For this exercise, repeat all of the material verbatim apart from its images.

# DATA SHOWN start

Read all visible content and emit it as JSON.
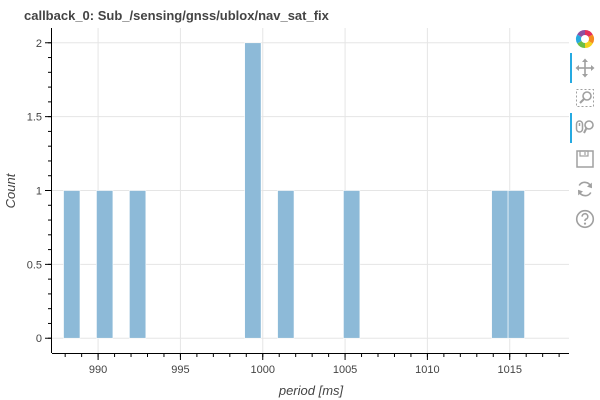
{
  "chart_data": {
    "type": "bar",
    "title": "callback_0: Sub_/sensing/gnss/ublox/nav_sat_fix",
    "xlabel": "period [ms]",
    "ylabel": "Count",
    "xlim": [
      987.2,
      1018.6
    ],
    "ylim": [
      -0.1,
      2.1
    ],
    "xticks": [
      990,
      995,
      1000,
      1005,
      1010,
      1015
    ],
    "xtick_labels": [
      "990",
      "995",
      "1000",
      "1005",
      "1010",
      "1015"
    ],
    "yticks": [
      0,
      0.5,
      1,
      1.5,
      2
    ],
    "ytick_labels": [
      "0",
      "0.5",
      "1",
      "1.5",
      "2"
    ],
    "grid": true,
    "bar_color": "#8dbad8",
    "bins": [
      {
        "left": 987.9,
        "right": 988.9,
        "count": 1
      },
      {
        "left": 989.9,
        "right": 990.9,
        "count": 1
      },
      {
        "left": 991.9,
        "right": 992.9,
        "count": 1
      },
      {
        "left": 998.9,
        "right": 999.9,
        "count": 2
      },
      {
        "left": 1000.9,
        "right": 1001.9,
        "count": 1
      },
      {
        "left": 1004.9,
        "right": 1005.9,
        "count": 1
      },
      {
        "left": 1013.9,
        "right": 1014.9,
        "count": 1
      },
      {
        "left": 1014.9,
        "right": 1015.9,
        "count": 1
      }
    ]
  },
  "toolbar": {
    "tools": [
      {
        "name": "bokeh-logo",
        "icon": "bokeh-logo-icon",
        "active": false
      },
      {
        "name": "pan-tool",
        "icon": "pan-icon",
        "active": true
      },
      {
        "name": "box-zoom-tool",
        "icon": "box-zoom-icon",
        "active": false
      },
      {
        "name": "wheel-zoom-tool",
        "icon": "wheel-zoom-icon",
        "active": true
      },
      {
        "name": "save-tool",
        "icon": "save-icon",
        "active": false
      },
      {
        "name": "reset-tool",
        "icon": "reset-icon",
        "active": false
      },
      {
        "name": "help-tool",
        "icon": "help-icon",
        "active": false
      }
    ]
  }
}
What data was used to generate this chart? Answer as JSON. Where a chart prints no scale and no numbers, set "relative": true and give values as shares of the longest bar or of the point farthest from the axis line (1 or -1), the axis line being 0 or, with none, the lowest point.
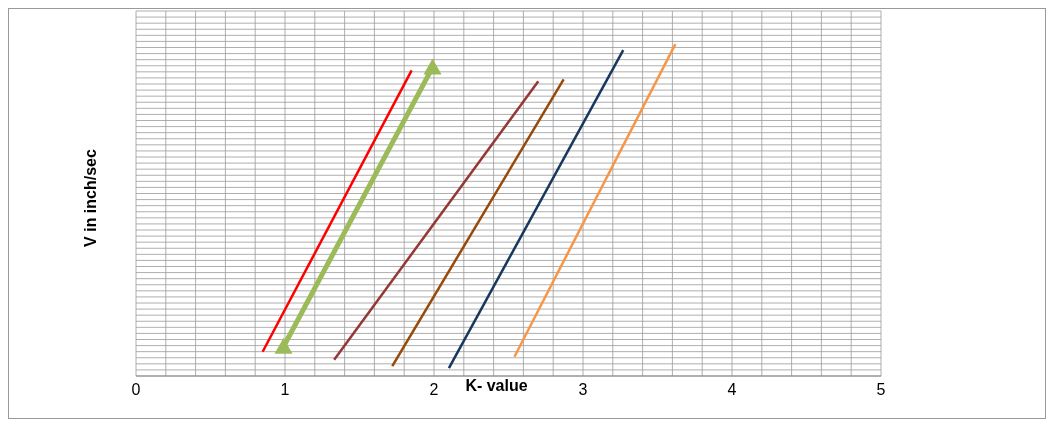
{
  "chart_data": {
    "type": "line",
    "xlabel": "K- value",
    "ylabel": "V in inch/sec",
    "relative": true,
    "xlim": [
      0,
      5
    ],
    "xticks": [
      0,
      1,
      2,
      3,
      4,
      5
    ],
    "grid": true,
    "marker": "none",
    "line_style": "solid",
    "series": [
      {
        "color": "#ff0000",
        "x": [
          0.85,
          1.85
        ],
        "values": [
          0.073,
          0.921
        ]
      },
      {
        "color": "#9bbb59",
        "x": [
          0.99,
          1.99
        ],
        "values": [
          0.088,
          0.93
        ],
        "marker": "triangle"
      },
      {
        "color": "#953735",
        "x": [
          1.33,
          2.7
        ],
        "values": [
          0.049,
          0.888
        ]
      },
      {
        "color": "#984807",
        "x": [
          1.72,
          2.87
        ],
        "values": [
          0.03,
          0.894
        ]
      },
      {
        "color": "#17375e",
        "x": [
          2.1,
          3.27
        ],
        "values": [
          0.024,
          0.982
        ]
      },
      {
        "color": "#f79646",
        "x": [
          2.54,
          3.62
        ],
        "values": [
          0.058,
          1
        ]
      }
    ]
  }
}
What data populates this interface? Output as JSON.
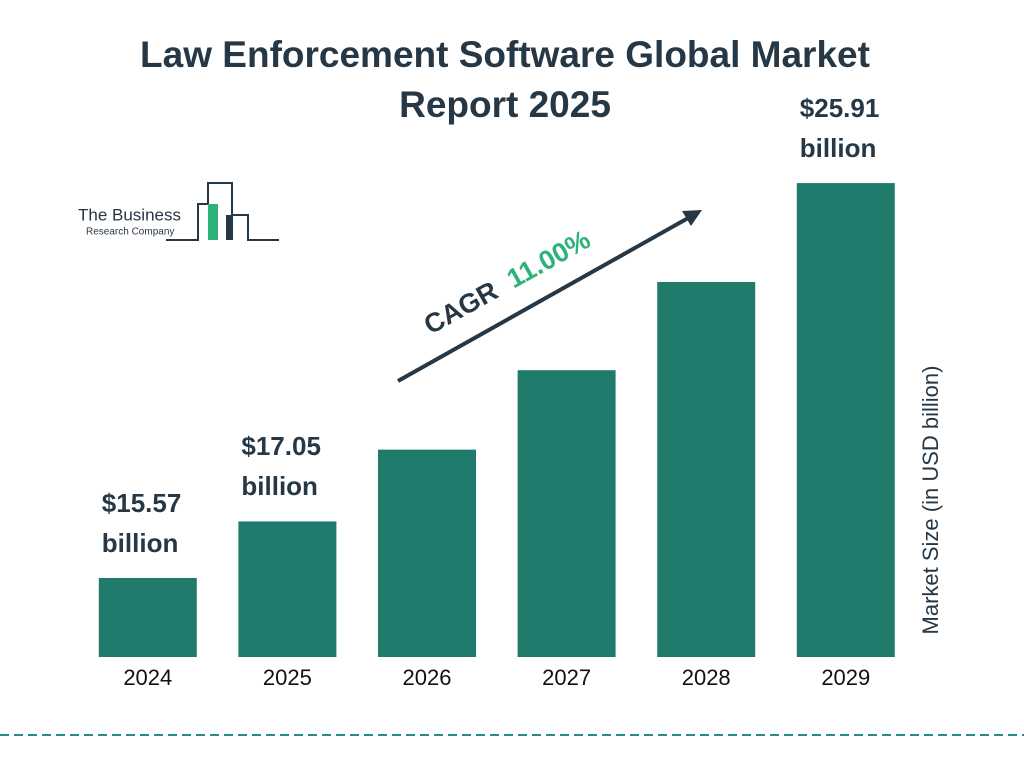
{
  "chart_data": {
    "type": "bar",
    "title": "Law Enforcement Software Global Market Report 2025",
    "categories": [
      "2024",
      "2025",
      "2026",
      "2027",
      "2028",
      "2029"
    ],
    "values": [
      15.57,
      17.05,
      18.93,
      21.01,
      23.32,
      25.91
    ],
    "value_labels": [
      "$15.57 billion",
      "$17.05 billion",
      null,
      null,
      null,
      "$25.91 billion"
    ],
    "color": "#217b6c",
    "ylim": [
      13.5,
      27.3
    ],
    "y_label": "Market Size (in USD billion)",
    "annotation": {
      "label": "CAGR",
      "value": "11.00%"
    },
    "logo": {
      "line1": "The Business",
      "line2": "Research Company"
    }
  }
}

# DATA SHOWN end

● **RESPONSE BELOW**
Read all visible content and emit it as JSON.
{
  "chart_data": {
    "type": "bar",
    "title": "callback_0: Sub_/sensing/gnss/ublox/nav_sat_fix",
    "xlabel": "period [ms]",
    "ylabel": "Count",
    "xlim": [
      987.2,
      1018.6
    ],
    "ylim": [
      -0.1,
      2.1
    ],
    "xticks": [
      990,
      995,
      1000,
      1005,
      1010,
      1015
    ],
    "xtick_labels": [
      "990",
      "995",
      "1000",
      "1005",
      "1010",
      "1015"
    ],
    "yticks": [
      0,
      0.5,
      1,
      1.5,
      2
    ],
    "ytick_labels": [
      "0",
      "0.5",
      "1",
      "1.5",
      "2"
    ],
    "grid": true,
    "bar_color": "#8dbad8",
    "bins": [
      {
        "left": 987.9,
        "right": 988.9,
        "count": 1
      },
      {
        "left": 989.9,
        "right": 990.9,
        "count": 1
      },
      {
        "left": 991.9,
        "right": 992.9,
        "count": 1
      },
      {
        "left": 998.9,
        "right": 999.9,
        "count": 2
      },
      {
        "left": 1000.9,
        "right": 1001.9,
        "count": 1
      },
      {
        "left": 1004.9,
        "right": 1005.9,
        "count": 1
      },
      {
        "left": 1013.9,
        "right": 1014.9,
        "count": 1
      },
      {
        "left": 1014.9,
        "right": 1015.9,
        "count": 1
      }
    ]
  },
  "toolbar": {
    "tools": [
      {
        "name": "bokeh-logo",
        "icon": "bokeh-logo-icon",
        "active": false
      },
      {
        "name": "pan-tool",
        "icon": "pan-icon",
        "active": true
      },
      {
        "name": "box-zoom-tool",
        "icon": "box-zoom-icon",
        "active": false
      },
      {
        "name": "wheel-zoom-tool",
        "icon": "wheel-zoom-icon",
        "active": true
      },
      {
        "name": "save-tool",
        "icon": "save-icon",
        "active": false
      },
      {
        "name": "reset-tool",
        "icon": "reset-icon",
        "active": false
      },
      {
        "name": "help-tool",
        "icon": "help-icon",
        "active": false
      }
    ]
  }
}
What data was used to generate this chart? Answer as JSON. Where a chart prints no scale and no numbers, set "relative": true and give values as shares of the longest bar or of the point farthest from the axis line (1 or -1), the axis line being 0 or, with none, the lowest point.
{
  "chart_data": {
    "type": "line",
    "xlabel": "K- value",
    "ylabel": "V in inch/sec",
    "relative": true,
    "xlim": [
      0,
      5
    ],
    "xticks": [
      0,
      1,
      2,
      3,
      4,
      5
    ],
    "grid": true,
    "marker": "none",
    "line_style": "solid",
    "series": [
      {
        "color": "#ff0000",
        "x": [
          0.85,
          1.85
        ],
        "values": [
          0.073,
          0.921
        ]
      },
      {
        "color": "#9bbb59",
        "x": [
          0.99,
          1.99
        ],
        "values": [
          0.088,
          0.93
        ],
        "marker": "triangle"
      },
      {
        "color": "#953735",
        "x": [
          1.33,
          2.7
        ],
        "values": [
          0.049,
          0.888
        ]
      },
      {
        "color": "#984807",
        "x": [
          1.72,
          2.87
        ],
        "values": [
          0.03,
          0.894
        ]
      },
      {
        "color": "#17375e",
        "x": [
          2.1,
          3.27
        ],
        "values": [
          0.024,
          0.982
        ]
      },
      {
        "color": "#f79646",
        "x": [
          2.54,
          3.62
        ],
        "values": [
          0.058,
          1
        ]
      }
    ]
  }
}
What data populates this interface? Output as JSON.
{
  "chart_data": {
    "type": "bar",
    "title": "Law Enforcement Software Global Market Report 2025",
    "categories": [
      "2024",
      "2025",
      "2026",
      "2027",
      "2028",
      "2029"
    ],
    "values": [
      15.57,
      17.05,
      18.93,
      21.01,
      23.32,
      25.91
    ],
    "value_labels": [
      "$15.57 billion",
      "$17.05 billion",
      null,
      null,
      null,
      "$25.91 billion"
    ],
    "color": "#217b6c",
    "ylim": [
      13.5,
      27.3
    ],
    "y_label": "Market Size (in USD billion)",
    "annotation": {
      "label": "CAGR",
      "value": "11.00%"
    },
    "logo": {
      "line1": "The Business",
      "line2": "Research Company"
    }
  }
}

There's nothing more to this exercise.